___ Data section
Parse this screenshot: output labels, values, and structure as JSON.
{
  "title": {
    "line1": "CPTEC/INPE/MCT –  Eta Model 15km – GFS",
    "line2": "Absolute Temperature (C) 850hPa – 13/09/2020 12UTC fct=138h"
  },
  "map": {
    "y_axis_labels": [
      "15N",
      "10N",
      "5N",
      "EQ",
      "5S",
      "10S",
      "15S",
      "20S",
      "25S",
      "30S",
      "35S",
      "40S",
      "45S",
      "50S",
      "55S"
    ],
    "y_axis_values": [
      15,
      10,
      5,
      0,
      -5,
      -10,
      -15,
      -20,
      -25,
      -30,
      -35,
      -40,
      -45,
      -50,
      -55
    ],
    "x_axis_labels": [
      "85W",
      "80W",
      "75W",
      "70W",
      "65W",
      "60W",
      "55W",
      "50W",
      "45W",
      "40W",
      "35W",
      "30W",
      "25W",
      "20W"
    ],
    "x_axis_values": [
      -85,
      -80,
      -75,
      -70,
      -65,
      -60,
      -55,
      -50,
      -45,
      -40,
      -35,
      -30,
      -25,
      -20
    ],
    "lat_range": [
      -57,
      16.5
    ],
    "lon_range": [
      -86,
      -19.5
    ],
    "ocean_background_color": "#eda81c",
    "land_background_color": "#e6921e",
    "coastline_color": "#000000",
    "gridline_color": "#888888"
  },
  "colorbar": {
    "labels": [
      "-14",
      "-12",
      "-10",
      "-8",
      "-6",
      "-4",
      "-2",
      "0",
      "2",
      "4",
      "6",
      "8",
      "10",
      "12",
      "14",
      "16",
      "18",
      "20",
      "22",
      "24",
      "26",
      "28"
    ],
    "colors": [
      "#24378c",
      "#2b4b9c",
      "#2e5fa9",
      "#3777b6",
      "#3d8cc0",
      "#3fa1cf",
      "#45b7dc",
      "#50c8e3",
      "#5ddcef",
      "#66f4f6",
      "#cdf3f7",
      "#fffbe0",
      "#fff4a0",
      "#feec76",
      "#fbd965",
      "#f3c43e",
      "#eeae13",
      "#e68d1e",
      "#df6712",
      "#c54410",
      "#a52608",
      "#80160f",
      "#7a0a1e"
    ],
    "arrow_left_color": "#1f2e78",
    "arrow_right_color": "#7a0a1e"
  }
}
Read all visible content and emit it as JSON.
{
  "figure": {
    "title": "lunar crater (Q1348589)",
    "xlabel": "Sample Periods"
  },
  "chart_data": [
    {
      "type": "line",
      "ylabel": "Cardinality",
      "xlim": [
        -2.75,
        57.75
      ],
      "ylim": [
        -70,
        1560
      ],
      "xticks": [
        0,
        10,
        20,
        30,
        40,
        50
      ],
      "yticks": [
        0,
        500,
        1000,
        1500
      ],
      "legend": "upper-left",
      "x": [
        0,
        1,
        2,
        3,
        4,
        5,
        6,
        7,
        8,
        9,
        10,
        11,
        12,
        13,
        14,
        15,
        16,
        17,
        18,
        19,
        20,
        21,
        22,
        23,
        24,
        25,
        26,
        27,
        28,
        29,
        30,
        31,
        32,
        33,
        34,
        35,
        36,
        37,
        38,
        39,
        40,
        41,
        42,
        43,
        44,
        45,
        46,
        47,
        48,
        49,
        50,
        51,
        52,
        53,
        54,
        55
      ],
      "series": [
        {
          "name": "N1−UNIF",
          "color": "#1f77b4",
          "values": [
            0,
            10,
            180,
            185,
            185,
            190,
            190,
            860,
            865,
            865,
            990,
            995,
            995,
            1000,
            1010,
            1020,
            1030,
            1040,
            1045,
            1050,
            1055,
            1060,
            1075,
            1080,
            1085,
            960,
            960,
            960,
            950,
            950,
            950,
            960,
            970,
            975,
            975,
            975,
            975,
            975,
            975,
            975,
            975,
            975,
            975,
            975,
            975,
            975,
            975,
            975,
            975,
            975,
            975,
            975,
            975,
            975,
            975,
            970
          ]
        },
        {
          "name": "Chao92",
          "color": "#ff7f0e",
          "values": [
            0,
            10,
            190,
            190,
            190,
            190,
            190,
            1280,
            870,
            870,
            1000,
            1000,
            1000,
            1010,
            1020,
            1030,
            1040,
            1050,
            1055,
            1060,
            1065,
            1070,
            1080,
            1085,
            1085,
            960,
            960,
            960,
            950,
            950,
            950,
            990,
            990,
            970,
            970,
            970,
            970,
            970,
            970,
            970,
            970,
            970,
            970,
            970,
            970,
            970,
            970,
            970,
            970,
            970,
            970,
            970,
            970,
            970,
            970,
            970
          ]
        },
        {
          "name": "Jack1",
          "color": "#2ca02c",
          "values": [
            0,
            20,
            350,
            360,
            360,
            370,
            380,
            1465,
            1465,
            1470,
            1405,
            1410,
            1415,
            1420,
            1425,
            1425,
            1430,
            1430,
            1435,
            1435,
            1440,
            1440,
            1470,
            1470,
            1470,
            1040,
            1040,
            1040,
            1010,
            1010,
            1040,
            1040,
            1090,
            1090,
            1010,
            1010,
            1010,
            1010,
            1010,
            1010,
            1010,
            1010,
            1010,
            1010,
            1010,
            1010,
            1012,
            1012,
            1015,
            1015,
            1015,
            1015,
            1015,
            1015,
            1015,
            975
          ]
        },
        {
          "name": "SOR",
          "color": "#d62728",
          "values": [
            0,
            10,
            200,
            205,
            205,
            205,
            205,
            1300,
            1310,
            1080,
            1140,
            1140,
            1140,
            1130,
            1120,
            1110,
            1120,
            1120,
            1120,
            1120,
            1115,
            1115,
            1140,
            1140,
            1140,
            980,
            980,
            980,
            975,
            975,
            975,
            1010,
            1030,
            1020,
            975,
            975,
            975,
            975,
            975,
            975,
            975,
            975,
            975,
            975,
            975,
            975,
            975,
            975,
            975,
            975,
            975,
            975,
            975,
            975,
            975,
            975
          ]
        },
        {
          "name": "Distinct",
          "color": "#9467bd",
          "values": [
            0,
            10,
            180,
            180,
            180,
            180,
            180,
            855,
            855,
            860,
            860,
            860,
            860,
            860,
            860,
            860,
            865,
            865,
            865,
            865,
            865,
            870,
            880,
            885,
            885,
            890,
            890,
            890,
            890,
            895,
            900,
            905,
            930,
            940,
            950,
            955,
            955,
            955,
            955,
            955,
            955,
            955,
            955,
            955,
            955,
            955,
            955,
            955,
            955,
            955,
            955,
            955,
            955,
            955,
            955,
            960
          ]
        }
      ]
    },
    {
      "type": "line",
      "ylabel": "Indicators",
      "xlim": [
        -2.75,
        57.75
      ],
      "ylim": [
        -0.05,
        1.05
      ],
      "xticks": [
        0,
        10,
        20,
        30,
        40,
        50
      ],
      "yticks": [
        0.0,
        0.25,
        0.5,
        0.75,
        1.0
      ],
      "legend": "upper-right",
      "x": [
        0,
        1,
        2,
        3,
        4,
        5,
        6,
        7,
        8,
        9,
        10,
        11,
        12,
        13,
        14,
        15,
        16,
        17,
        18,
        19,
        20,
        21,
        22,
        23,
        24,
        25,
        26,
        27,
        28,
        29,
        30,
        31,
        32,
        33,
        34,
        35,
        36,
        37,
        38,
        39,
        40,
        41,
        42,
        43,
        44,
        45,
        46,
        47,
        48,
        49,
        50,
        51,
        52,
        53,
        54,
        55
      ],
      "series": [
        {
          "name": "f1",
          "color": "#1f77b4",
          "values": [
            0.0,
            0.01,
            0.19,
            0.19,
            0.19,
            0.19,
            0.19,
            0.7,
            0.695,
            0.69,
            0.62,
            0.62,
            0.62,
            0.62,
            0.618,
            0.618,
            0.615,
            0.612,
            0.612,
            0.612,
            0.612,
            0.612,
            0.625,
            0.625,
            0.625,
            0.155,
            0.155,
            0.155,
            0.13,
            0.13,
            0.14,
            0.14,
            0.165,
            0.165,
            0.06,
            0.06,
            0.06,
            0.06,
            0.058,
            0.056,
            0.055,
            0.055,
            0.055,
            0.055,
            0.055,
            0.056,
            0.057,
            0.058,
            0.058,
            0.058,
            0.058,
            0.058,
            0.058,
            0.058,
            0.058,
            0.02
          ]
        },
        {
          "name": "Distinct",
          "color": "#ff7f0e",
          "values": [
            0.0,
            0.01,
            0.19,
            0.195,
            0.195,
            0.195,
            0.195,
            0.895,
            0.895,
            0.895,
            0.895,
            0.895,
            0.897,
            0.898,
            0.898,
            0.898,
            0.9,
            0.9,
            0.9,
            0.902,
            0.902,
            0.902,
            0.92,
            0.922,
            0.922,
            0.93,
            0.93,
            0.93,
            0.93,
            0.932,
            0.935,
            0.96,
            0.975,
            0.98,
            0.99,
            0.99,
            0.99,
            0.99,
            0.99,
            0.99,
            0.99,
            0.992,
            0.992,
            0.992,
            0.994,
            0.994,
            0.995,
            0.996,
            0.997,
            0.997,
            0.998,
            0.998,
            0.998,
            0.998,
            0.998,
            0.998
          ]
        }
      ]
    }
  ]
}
______
Compute the number of lines above that contain the string "ylabel". Reply with that value only.

Final result: 2